### [Required work]
Can you reproduce the data beneath, keeping every line exact?

----------

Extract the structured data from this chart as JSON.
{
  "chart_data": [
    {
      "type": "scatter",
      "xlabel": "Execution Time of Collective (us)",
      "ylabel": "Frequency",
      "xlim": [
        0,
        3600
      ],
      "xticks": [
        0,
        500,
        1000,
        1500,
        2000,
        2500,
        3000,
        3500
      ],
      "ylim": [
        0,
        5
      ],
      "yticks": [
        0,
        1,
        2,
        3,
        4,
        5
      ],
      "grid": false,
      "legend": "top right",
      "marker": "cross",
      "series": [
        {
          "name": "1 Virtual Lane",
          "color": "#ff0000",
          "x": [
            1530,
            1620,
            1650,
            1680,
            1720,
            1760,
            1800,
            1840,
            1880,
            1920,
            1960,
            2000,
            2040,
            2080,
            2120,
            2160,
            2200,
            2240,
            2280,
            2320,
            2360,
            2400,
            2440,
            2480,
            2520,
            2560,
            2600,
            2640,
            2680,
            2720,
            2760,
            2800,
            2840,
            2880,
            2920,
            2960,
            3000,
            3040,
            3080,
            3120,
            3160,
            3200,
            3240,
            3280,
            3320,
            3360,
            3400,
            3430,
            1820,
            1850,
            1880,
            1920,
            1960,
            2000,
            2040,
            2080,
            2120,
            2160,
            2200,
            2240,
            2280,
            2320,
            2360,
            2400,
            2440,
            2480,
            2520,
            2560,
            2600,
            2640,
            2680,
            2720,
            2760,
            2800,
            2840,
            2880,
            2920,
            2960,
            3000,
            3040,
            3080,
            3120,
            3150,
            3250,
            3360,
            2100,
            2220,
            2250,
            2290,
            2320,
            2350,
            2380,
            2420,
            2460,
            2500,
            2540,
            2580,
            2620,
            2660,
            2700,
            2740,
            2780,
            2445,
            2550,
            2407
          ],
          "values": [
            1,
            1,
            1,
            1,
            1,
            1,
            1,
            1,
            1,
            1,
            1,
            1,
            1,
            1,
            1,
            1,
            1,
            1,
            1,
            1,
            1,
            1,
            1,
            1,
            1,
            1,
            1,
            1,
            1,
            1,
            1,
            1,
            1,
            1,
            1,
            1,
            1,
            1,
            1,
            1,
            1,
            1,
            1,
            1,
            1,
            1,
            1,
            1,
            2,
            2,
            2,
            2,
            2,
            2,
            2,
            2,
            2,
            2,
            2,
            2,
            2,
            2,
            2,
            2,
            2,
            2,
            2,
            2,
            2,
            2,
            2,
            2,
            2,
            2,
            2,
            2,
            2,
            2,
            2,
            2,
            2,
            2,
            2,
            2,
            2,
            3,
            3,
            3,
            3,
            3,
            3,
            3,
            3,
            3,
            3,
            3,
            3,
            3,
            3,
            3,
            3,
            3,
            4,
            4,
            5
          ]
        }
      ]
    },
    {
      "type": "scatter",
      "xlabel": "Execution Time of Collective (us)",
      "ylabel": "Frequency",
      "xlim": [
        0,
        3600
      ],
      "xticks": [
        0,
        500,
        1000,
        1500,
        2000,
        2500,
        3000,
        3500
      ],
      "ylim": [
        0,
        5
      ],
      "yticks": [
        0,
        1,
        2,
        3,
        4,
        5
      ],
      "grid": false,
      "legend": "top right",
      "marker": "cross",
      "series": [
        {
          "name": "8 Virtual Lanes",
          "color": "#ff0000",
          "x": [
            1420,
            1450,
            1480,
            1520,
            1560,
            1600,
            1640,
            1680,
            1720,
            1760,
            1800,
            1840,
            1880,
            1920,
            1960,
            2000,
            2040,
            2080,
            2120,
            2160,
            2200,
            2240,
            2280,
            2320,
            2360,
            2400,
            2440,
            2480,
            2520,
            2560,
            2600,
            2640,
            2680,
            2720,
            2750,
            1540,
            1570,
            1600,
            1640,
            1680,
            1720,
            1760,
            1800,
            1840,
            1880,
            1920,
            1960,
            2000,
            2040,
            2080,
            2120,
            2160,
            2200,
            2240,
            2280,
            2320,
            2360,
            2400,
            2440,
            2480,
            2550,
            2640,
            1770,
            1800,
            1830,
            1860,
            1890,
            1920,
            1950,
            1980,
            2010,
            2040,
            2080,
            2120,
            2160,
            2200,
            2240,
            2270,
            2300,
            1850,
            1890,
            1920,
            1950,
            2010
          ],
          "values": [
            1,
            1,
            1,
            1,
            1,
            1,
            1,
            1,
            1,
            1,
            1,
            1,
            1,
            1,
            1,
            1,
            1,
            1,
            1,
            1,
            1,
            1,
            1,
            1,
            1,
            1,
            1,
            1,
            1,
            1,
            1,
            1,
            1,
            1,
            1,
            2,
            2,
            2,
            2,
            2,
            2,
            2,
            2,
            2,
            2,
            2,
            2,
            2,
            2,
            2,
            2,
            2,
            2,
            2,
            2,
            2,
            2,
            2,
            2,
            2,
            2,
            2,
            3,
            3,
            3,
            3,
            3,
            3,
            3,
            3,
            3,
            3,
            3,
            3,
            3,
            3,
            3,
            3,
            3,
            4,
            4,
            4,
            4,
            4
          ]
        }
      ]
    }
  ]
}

----------

### [Written solution]
Extract the structured data from this chart as JSON.
{
  "chart_data": [
    {
      "type": "scatter",
      "xlabel": "Execution Time of Collective (us)",
      "ylabel": "Frequency",
      "xlim": [
        0,
        3600
      ],
      "xticks": [
        0,
        500,
        1000,
        1500,
        2000,
        2500,
        3000,
        3500
      ],
      "ylim": [
        0,
        5
      ],
      "yticks": [
        0,
        1,
        2,
        3,
        4,
        5
      ],
      "grid": false,
      "legend": "top right",
      "marker": "cross",
      "series": [
        {
          "name": "1 Virtual Lane",
          "color": "#ff0000",
          "x": [
            1530,
            1620,
            1650,
            1680,
            1720,
            1760,
            1800,
            1840,
            1880,
            1920,
            1960,
            2000,
            2040,
            2080,
            2120,
            2160,
            2200,
            2240,
            2280,
            2320,
            2360,
            2400,
            2440,
            2480,
            2520,
            2560,
            2600,
            2640,
            2680,
            2720,
            2760,
            2800,
            2840,
            2880,
            2920,
            2960,
            3000,
            3040,
            3080,
            3120,
            3160,
            3200,
            3240,
            3280,
            3320,
            3360,
            3400,
            3430,
            1820,
            1850,
            1880,
            1920,
            1960,
            2000,
            2040,
            2080,
            2120,
            2160,
            2200,
            2240,
            2280,
            2320,
            2360,
            2400,
            2440,
            2480,
            2520,
            2560,
            2600,
            2640,
            2680,
            2720,
            2760,
            2800,
            2840,
            2880,
            2920,
            2960,
            3000,
            3040,
            3080,
            3120,
            3150,
            3250,
            3360,
            2100,
            2220,
            2250,
            2290,
            2320,
            2350,
            2380,
            2420,
            2460,
            2500,
            2540,
            2580,
            2620,
            2660,
            2700,
            2740,
            2780,
            2445,
            2550,
            2407
          ],
          "values": [
            1,
            1,
            1,
            1,
            1,
            1,
            1,
            1,
            1,
            1,
            1,
            1,
            1,
            1,
            1,
            1,
            1,
            1,
            1,
            1,
            1,
            1,
            1,
            1,
            1,
            1,
            1,
            1,
            1,
            1,
            1,
            1,
            1,
            1,
            1,
            1,
            1,
            1,
            1,
            1,
            1,
            1,
            1,
            1,
            1,
            1,
            1,
            1,
            2,
            2,
            2,
            2,
            2,
            2,
            2,
            2,
            2,
            2,
            2,
            2,
            2,
            2,
            2,
            2,
            2,
            2,
            2,
            2,
            2,
            2,
            2,
            2,
            2,
            2,
            2,
            2,
            2,
            2,
            2,
            2,
            2,
            2,
            2,
            2,
            2,
            3,
            3,
            3,
            3,
            3,
            3,
            3,
            3,
            3,
            3,
            3,
            3,
            3,
            3,
            3,
            3,
            3,
            4,
            4,
            5
          ]
        }
      ]
    },
    {
      "type": "scatter",
      "xlabel": "Execution Time of Collective (us)",
      "ylabel": "Frequency",
      "xlim": [
        0,
        3600
      ],
      "xticks": [
        0,
        500,
        1000,
        1500,
        2000,
        2500,
        3000,
        3500
      ],
      "ylim": [
        0,
        5
      ],
      "yticks": [
        0,
        1,
        2,
        3,
        4,
        5
      ],
      "grid": false,
      "legend": "top right",
      "marker": "cross",
      "series": [
        {
          "name": "8 Virtual Lanes",
          "color": "#ff0000",
          "x": [
            1420,
            1450,
            1480,
            1520,
            1560,
            1600,
            1640,
            1680,
            1720,
            1760,
            1800,
            1840,
            1880,
            1920,
            1960,
            2000,
            2040,
            2080,
            2120,
            2160,
            2200,
            2240,
            2280,
            2320,
            2360,
            2400,
            2440,
            2480,
            2520,
            2560,
            2600,
            2640,
            2680,
            2720,
            2750,
            1540,
            1570,
            1600,
            1640,
            1680,
            1720,
            1760,
            1800,
            1840,
            1880,
            1920,
            1960,
            2000,
            2040,
            2080,
            2120,
            2160,
            2200,
            2240,
            2280,
            2320,
            2360,
            2400,
            2440,
            2480,
            2550,
            2640,
            1770,
            1800,
            1830,
            1860,
            1890,
            1920,
            1950,
            1980,
            2010,
            2040,
            2080,
            2120,
            2160,
            2200,
            2240,
            2270,
            2300,
            1850,
            1890,
            1920,
            1950,
            2010
          ],
          "values": [
            1,
            1,
            1,
            1,
            1,
            1,
            1,
            1,
            1,
            1,
            1,
            1,
            1,
            1,
            1,
            1,
            1,
            1,
            1,
            1,
            1,
            1,
            1,
            1,
            1,
            1,
            1,
            1,
            1,
            1,
            1,
            1,
            1,
            1,
            1,
            2,
            2,
            2,
            2,
            2,
            2,
            2,
            2,
            2,
            2,
            2,
            2,
            2,
            2,
            2,
            2,
            2,
            2,
            2,
            2,
            2,
            2,
            2,
            2,
            2,
            2,
            2,
            3,
            3,
            3,
            3,
            3,
            3,
            3,
            3,
            3,
            3,
            3,
            3,
            3,
            3,
            3,
            3,
            3,
            4,
            4,
            4,
            4,
            4
          ]
        }
      ]
    }
  ]
}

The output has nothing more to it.